Written request:
Starting at the line with "Transcribe the text in this document.", transcribe each line through the final one, both included, and add nothing.

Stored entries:
▼

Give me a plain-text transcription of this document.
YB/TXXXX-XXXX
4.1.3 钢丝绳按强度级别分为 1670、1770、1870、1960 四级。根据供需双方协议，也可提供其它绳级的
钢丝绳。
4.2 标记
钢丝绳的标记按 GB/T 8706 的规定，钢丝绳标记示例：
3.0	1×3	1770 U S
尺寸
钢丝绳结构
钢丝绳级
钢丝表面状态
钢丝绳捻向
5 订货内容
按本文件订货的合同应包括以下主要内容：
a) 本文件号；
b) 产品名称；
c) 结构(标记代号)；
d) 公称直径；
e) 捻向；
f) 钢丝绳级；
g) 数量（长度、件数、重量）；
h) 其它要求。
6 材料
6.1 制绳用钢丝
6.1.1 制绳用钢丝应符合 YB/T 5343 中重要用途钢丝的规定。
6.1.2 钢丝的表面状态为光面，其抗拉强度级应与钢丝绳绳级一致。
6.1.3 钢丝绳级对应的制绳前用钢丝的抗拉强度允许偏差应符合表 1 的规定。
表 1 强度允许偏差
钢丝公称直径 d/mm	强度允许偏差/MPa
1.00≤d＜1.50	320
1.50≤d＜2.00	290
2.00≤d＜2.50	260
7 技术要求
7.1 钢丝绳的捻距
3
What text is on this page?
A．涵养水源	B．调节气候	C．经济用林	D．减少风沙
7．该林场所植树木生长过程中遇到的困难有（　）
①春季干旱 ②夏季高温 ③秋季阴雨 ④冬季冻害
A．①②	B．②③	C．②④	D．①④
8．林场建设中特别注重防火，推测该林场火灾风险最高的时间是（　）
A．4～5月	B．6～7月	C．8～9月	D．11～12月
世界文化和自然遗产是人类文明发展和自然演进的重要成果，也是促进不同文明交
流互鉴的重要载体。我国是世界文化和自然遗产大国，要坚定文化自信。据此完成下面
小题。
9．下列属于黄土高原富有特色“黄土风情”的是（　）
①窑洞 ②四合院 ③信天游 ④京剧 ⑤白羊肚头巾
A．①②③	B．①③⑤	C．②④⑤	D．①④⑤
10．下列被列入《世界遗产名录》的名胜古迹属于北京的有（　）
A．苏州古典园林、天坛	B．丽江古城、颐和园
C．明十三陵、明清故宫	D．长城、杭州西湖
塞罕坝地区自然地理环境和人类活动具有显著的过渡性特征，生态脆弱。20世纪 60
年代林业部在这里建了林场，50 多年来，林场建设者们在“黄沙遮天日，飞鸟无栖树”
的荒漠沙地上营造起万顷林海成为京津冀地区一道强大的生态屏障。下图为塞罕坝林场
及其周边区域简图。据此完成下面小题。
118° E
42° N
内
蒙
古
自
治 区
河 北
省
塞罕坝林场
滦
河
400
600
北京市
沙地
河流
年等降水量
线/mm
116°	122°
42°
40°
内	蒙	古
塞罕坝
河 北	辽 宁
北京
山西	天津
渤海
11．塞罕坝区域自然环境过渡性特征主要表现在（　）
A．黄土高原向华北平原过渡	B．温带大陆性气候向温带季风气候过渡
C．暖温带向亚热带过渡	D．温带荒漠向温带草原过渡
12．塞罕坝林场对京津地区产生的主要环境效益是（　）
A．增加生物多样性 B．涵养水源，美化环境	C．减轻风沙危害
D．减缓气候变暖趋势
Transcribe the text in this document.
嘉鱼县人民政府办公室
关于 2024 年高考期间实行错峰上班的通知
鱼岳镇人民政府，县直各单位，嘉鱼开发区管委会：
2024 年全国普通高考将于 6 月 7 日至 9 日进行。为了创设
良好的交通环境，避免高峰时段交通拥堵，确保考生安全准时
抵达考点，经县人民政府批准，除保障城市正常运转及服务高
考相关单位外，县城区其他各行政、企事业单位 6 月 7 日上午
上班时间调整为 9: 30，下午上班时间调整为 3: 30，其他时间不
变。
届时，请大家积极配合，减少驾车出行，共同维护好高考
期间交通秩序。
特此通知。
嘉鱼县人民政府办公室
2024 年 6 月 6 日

▲

Answer below:
Transcribe the text in this document.
嘉鱼县人民政府办公室
关于 2024 年高考期间实行错峰上班的通知
鱼岳镇人民政府，县直各单位，嘉鱼开发区管委会：
2024 年全国普通高考将于 6 月 7 日至 9 日进行。为了创设
良好的交通环境，避免高峰时段交通拥堵，确保考生安全准时
抵达考点，经县人民政府批准，除保障城市正常运转及服务高
考相关单位外，县城区其他各行政、企事业单位 6 月 7 日上午
上班时间调整为 9: 30，下午上班时间调整为 3: 30，其他时间不
变。
届时，请大家积极配合，减少驾车出行，共同维护好高考
期间交通秩序。
特此通知。
嘉鱼县人民政府办公室
2024 年 6 月 6 日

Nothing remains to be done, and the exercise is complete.